(WHAT THE TASK REQUIRES):
Pull out every line below holding the word "bank".

Recorded data
⟨
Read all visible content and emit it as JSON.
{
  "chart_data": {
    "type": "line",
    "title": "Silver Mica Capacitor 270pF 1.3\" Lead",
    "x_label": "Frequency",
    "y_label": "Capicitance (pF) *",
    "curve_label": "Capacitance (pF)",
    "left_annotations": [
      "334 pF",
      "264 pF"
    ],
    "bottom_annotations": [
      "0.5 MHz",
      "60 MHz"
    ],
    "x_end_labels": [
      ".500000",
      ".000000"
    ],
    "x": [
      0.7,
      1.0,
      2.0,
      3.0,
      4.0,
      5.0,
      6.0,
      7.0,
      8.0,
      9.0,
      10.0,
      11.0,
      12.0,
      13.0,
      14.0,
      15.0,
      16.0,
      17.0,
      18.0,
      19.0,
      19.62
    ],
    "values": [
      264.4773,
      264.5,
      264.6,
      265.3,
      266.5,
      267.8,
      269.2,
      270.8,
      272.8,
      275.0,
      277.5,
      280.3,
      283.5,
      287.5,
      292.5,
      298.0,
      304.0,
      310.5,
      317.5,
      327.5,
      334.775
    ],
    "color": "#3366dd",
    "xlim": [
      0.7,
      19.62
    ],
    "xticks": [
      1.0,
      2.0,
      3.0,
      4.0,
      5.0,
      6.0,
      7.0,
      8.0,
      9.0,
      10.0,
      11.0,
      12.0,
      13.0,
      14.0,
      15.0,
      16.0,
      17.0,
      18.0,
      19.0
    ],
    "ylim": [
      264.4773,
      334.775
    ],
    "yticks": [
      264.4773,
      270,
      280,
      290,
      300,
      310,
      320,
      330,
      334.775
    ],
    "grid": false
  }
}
⟩
⟨
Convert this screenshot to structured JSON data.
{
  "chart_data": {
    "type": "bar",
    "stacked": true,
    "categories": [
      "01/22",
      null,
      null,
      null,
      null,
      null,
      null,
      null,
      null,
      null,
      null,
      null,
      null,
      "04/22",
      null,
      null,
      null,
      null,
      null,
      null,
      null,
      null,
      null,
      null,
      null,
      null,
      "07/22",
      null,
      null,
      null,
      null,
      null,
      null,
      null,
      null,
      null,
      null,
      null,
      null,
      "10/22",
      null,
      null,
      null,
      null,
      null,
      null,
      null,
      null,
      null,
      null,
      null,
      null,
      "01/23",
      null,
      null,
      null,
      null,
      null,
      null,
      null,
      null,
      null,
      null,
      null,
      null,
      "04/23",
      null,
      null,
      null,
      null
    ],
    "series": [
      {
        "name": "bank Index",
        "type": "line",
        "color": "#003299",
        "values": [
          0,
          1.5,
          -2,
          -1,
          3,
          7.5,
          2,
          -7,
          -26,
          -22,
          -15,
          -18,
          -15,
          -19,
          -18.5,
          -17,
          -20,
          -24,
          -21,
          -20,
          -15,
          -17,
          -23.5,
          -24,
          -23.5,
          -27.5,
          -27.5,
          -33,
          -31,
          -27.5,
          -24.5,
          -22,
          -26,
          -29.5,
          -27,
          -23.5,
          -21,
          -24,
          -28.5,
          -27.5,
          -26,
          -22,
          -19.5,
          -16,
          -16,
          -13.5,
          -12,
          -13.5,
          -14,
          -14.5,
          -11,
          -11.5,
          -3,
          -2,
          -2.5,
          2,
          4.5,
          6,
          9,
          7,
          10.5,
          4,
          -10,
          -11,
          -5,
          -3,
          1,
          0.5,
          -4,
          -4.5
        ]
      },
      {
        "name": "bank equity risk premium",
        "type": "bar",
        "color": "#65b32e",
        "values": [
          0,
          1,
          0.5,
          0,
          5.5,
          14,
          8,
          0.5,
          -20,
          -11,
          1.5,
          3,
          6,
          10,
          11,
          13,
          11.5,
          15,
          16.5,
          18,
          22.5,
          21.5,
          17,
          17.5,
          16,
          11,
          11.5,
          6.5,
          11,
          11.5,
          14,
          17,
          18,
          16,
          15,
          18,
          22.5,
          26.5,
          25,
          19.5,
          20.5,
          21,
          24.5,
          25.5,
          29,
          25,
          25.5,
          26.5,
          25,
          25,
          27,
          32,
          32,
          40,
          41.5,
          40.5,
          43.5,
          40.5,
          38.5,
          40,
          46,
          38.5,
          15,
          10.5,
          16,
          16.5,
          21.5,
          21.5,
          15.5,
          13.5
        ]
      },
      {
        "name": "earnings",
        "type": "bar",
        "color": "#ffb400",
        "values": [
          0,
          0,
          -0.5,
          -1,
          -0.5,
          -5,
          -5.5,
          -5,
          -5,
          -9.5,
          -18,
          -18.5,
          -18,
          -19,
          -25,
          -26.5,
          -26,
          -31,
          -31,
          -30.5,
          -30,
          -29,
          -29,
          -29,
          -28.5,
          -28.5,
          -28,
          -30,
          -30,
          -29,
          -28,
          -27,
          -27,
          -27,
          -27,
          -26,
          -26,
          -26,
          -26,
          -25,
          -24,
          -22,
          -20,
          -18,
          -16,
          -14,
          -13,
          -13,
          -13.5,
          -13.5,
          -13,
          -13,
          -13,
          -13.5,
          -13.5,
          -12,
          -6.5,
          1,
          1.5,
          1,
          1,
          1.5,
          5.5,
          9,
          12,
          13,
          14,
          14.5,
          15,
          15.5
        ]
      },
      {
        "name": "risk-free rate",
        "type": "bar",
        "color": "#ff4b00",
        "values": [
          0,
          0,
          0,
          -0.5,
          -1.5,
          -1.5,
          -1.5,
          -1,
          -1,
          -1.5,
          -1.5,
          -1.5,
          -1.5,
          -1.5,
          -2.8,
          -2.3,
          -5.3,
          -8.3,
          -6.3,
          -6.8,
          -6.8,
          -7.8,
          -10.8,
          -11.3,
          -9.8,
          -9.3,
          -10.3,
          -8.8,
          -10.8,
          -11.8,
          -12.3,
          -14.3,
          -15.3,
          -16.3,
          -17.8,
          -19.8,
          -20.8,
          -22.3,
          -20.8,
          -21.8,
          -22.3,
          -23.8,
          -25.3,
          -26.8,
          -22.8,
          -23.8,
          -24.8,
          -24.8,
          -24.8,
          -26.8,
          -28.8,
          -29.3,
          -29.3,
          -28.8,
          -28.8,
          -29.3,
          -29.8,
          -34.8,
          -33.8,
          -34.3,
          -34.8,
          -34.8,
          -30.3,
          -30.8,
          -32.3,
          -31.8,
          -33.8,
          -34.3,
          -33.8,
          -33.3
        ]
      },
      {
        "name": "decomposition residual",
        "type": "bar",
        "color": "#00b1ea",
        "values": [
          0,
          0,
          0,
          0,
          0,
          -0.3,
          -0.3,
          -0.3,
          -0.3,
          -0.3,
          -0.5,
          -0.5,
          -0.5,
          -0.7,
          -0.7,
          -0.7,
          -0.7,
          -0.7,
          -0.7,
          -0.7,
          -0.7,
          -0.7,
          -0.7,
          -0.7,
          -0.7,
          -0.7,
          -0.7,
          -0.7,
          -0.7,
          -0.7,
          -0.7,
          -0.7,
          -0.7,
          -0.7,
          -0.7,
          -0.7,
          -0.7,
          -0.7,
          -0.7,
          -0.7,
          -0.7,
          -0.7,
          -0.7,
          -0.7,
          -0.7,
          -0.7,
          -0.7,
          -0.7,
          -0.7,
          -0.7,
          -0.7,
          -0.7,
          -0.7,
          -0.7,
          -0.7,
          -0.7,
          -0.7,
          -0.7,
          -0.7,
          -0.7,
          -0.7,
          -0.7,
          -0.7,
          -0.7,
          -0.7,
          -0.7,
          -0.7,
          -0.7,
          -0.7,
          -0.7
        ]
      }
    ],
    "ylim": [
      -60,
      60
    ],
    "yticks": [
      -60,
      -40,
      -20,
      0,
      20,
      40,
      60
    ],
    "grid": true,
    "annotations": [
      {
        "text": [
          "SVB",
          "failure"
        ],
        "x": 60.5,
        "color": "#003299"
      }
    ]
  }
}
⟩
(RESPONSE TO THE TASK):
        "name": "bank Index",
        "name": "bank equity risk premium",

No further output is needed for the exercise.